───── Estratto fornito ─────

Intelligenza artificiale, algoritmi e giustizia penale


Testo riveduto dell’intervento svolto in occasione del Webinar organizzato dalla Fondazione Leonardo – Civiltà delle Macchine su “Processo penale e Intelligenza Artificiale” (20 ottobre 2020).

 

1. Occorre partire dalla definizione dello statuto epistemologico e costituzionale del processo penale moderno, la cui funzione cognitiva e aletica s’ispira al modello occidentale del razionalismo critico: il “paradigma indiziario o divinatorio” a fronte del “paradigma galileiano o scientifico” (C. Ginzburg, Spie. Radici di un paradigma indiziario, in Crisi della ragione, Einaudi, 1979). Il processo penale s’innerva, infatti, intorno ai concetti di ipotesi e fatti, indizi e prove, verità e dubbio, conferma e falsificazione dell'ipotesi, giustificazione razionale della decisione, controllo impugnatorio della motivazione. Di qui, l’ormai acquisita consapevolezza della valenza soltanto probabilistica del giudizio di conferma dell'enunciato di partenza, in funzione dell’accertamento dell’ottimale corrispondenza, verosimiglianza, plausibilità dell’ipotesi rispetto al fatto realmente accaduto nel passato (lost facts). Il paradigma indiziario postula, cioè, non la certezza o verità materiale e assoluta, ma l’alta credibilità razionale della soluzione decisoria di conferma dell’enunciato di accusa, in termini di alta e qualificata probabilità.

─────

Riprendi il brano su intelligenza artificiale e giustizia penale e proseguilo a partire dalla sua ultima frase. Le voci non hanno alcun rapporto con il brano.

───── Record archiviati ─────

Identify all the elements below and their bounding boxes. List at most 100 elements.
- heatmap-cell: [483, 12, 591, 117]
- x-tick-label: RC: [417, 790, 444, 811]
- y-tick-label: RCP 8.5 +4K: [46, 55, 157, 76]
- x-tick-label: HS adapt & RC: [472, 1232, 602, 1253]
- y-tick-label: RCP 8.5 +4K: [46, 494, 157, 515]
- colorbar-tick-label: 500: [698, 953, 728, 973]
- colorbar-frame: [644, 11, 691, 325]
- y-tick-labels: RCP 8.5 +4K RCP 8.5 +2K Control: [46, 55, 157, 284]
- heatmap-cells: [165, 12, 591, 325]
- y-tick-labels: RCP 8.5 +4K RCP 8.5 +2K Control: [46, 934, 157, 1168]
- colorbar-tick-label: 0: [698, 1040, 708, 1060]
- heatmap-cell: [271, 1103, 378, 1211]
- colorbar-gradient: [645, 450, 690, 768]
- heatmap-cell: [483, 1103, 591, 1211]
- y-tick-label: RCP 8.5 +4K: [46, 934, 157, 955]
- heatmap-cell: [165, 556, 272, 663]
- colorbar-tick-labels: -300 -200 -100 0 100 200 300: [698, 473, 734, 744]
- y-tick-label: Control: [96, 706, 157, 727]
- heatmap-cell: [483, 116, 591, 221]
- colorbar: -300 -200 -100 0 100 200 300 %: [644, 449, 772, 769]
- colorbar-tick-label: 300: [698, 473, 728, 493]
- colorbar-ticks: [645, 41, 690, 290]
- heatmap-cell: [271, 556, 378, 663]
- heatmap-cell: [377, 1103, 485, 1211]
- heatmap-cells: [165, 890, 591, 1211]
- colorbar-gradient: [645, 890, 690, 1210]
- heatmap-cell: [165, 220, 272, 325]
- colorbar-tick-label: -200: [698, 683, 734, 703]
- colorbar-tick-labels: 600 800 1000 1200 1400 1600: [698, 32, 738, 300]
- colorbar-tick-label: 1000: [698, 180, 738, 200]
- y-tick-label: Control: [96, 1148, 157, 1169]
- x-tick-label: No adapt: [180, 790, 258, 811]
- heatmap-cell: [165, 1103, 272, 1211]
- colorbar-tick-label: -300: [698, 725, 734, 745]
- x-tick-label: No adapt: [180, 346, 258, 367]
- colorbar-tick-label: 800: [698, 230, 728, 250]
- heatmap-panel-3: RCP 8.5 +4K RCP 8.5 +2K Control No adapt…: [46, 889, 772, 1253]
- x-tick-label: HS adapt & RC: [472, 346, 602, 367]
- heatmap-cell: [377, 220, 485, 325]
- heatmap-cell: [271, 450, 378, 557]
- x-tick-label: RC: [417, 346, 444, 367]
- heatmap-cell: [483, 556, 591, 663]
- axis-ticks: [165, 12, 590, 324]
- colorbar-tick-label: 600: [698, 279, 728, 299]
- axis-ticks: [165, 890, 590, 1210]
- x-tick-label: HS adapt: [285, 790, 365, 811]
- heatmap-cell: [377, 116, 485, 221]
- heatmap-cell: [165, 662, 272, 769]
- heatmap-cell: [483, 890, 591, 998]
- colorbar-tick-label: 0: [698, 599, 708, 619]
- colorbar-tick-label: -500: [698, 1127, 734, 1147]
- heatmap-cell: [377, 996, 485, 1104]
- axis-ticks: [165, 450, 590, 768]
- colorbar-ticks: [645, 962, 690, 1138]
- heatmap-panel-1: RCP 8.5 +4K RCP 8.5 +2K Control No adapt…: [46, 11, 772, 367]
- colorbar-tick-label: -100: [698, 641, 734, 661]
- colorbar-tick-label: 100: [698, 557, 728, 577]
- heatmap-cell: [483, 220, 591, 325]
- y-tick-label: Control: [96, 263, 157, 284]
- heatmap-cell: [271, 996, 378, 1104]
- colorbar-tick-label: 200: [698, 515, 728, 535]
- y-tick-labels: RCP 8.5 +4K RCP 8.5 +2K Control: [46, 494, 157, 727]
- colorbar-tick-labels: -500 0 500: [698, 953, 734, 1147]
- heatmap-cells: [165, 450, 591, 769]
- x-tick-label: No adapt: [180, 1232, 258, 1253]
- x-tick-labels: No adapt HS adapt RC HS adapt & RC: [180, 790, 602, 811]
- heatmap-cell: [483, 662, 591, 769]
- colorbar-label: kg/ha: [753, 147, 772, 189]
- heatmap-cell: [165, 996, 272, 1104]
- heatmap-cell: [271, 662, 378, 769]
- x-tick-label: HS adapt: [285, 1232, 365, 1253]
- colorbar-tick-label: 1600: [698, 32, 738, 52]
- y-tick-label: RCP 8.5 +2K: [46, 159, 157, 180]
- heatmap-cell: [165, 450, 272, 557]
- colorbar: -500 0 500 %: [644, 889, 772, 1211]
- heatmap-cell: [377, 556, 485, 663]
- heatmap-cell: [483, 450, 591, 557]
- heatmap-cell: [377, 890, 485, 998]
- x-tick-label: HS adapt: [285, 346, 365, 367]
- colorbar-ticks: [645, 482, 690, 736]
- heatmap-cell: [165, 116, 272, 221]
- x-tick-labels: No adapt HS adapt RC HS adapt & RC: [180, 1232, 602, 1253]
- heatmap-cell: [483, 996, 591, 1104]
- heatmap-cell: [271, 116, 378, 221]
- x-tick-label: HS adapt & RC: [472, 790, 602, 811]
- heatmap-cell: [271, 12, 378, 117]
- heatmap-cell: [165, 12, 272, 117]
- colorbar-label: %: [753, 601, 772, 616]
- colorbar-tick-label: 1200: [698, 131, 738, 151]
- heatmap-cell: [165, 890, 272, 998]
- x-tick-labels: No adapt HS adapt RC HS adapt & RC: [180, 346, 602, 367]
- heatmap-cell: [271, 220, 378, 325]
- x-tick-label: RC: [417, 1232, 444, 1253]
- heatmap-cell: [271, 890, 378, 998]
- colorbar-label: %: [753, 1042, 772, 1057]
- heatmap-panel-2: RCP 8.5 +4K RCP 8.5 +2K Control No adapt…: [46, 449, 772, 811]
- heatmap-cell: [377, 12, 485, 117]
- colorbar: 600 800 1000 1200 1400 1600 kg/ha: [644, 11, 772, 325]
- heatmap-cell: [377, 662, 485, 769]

─────

Soluzione dell'esercizio:
Nel trial by probabilies si annida il rischio che la decisione possa essere inficiata da distorsioni o errori cognitivi del giudice (Kanheman-Slovic-Tversky, Judgement under Uncertainty, Heuristics and Biases, Cambridge University Press, 1982), per ridimensionare il quale l’ordinamento giuridico appresta una fitta rete di regole epistemologiche e di legalità sia del procedere che del ragionamento probatorio. Esse s’ispirano ai metavalori costituzionali che disciplinano il “giusto processo”: la presunzione di innocenza dell'imputato e l'onere della prova a carico soltanto dell’accusa; il principio del contraddittorio come metodo dialettico di verifica delle prove e di ricerca della verità; il giudizio conclusivo di conferma o falsificazione dell'ipotesi, nel contesto di una motivazione e alla stregua del criterio dell’“al di là di ogni ragionevole dubbio; il controllo impugnatorio di legalità e di logicità della giustificazione.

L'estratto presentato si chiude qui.